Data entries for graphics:
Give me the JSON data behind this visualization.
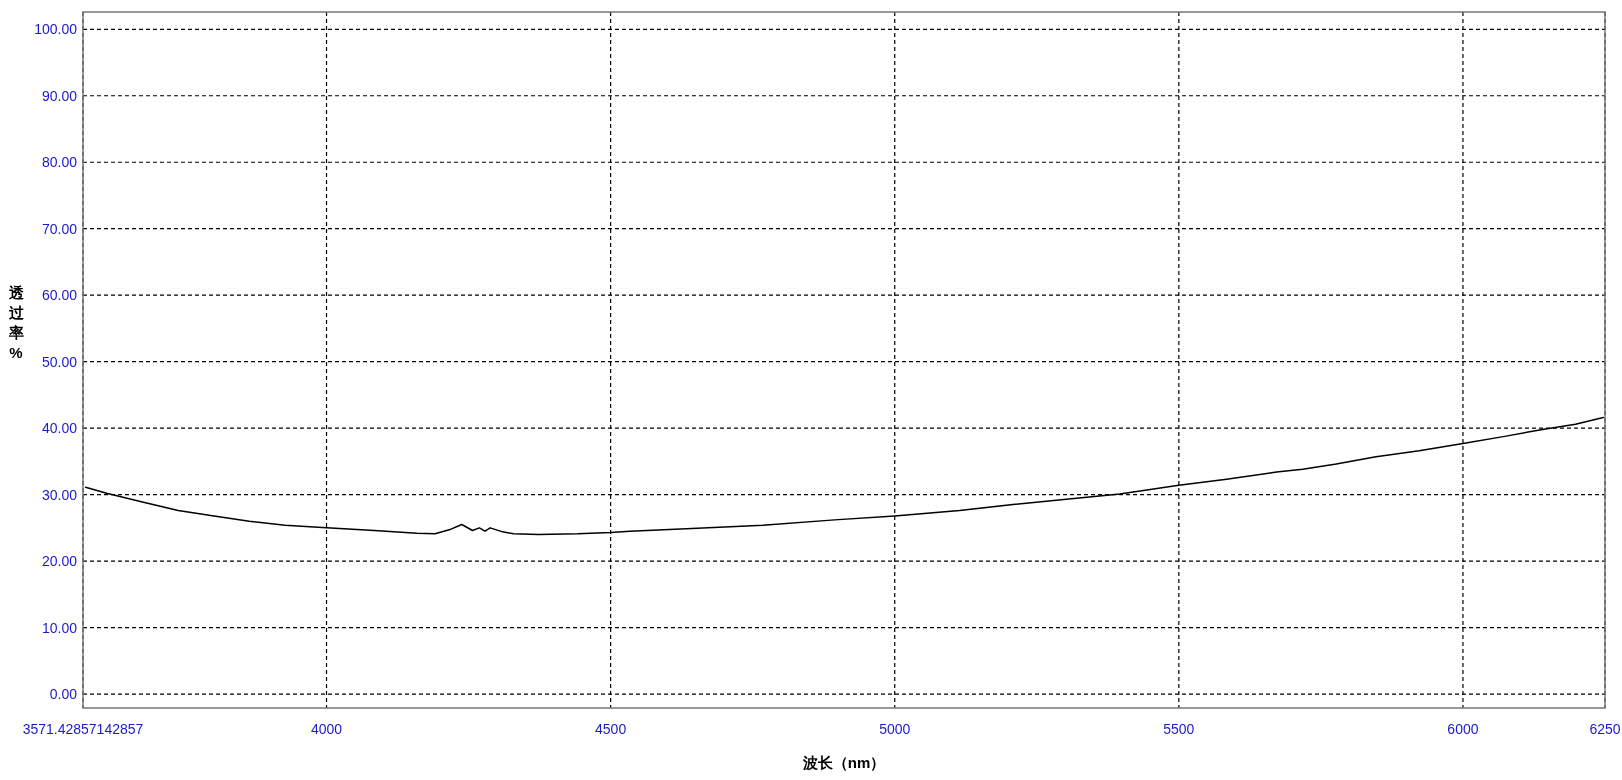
{
  "chart_data": {
    "type": "line",
    "xlabel": "波长（nm）",
    "ylabel": "透过率%",
    "xlim": [
      3571.42857142857,
      6250
    ],
    "ylim": [
      -2.1,
      102.6
    ],
    "xticks": [
      {
        "value": 3571.42857142857,
        "label": "3571.42857142857"
      },
      4000,
      4500,
      5000,
      5500,
      6000,
      6250
    ],
    "yticks": [
      {
        "value": 0,
        "label": "0.00"
      },
      {
        "value": 10,
        "label": "10.00"
      },
      {
        "value": 20,
        "label": "20.00"
      },
      {
        "value": 30,
        "label": "30.00"
      },
      {
        "value": 40,
        "label": "40.00"
      },
      {
        "value": 50,
        "label": "50.00"
      },
      {
        "value": 60,
        "label": "60.00"
      },
      {
        "value": 70,
        "label": "70.00"
      },
      {
        "value": 80,
        "label": "80.00"
      },
      {
        "value": 90,
        "label": "90.00"
      },
      {
        "value": 100,
        "label": "100.00"
      }
    ],
    "grid": true,
    "x": [
      3576,
      3613,
      3676,
      3739,
      3802,
      3864,
      3927,
      4000,
      4084,
      4159,
      4191,
      4216,
      4238,
      4257,
      4269,
      4279,
      4288,
      4310,
      4329,
      4373,
      4442,
      4500,
      4534,
      4643,
      4768,
      4894,
      5000,
      5114,
      5208,
      5302,
      5396,
      5500,
      5584,
      5672,
      5718,
      5777,
      5847,
      5923,
      6000,
      6076,
      6140,
      6198,
      6247
    ],
    "series": [
      {
        "color": "#000000",
        "values": [
          31.1,
          30.2,
          28.9,
          27.6,
          26.8,
          26.0,
          25.4,
          25.0,
          24.6,
          24.2,
          24.1,
          24.7,
          25.5,
          24.6,
          25.0,
          24.5,
          25.0,
          24.4,
          24.1,
          24.0,
          24.1,
          24.3,
          24.5,
          24.9,
          25.4,
          26.2,
          26.8,
          27.6,
          28.5,
          29.3,
          30.1,
          31.4,
          32.3,
          33.4,
          33.8,
          34.6,
          35.7,
          36.6,
          37.7,
          38.8,
          39.8,
          40.6,
          41.6
        ]
      }
    ]
  }
}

Task instructions: Copy the material above exactly and drop the pictures.

Task solution:
Give me the JSON data behind this visualization.
{
  "chart_data": {
    "type": "line",
    "xlabel": "波长（nm）",
    "ylabel": "透过率%",
    "xlim": [
      3571.42857142857,
      6250
    ],
    "ylim": [
      -2.1,
      102.6
    ],
    "xticks": [
      {
        "value": 3571.42857142857,
        "label": "3571.42857142857"
      },
      4000,
      4500,
      5000,
      5500,
      6000,
      6250
    ],
    "yticks": [
      {
        "value": 0,
        "label": "0.00"
      },
      {
        "value": 10,
        "label": "10.00"
      },
      {
        "value": 20,
        "label": "20.00"
      },
      {
        "value": 30,
        "label": "30.00"
      },
      {
        "value": 40,
        "label": "40.00"
      },
      {
        "value": 50,
        "label": "50.00"
      },
      {
        "value": 60,
        "label": "60.00"
      },
      {
        "value": 70,
        "label": "70.00"
      },
      {
        "value": 80,
        "label": "80.00"
      },
      {
        "value": 90,
        "label": "90.00"
      },
      {
        "value": 100,
        "label": "100.00"
      }
    ],
    "grid": true,
    "x": [
      3576,
      3613,
      3676,
      3739,
      3802,
      3864,
      3927,
      4000,
      4084,
      4159,
      4191,
      4216,
      4238,
      4257,
      4269,
      4279,
      4288,
      4310,
      4329,
      4373,
      4442,
      4500,
      4534,
      4643,
      4768,
      4894,
      5000,
      5114,
      5208,
      5302,
      5396,
      5500,
      5584,
      5672,
      5718,
      5777,
      5847,
      5923,
      6000,
      6076,
      6140,
      6198,
      6247
    ],
    "series": [
      {
        "color": "#000000",
        "values": [
          31.1,
          30.2,
          28.9,
          27.6,
          26.8,
          26.0,
          25.4,
          25.0,
          24.6,
          24.2,
          24.1,
          24.7,
          25.5,
          24.6,
          25.0,
          24.5,
          25.0,
          24.4,
          24.1,
          24.0,
          24.1,
          24.3,
          24.5,
          24.9,
          25.4,
          26.2,
          26.8,
          27.6,
          28.5,
          29.3,
          30.1,
          31.4,
          32.3,
          33.4,
          33.8,
          34.6,
          35.7,
          36.6,
          37.7,
          38.8,
          39.8,
          40.6,
          41.6
        ]
      }
    ]
  }
}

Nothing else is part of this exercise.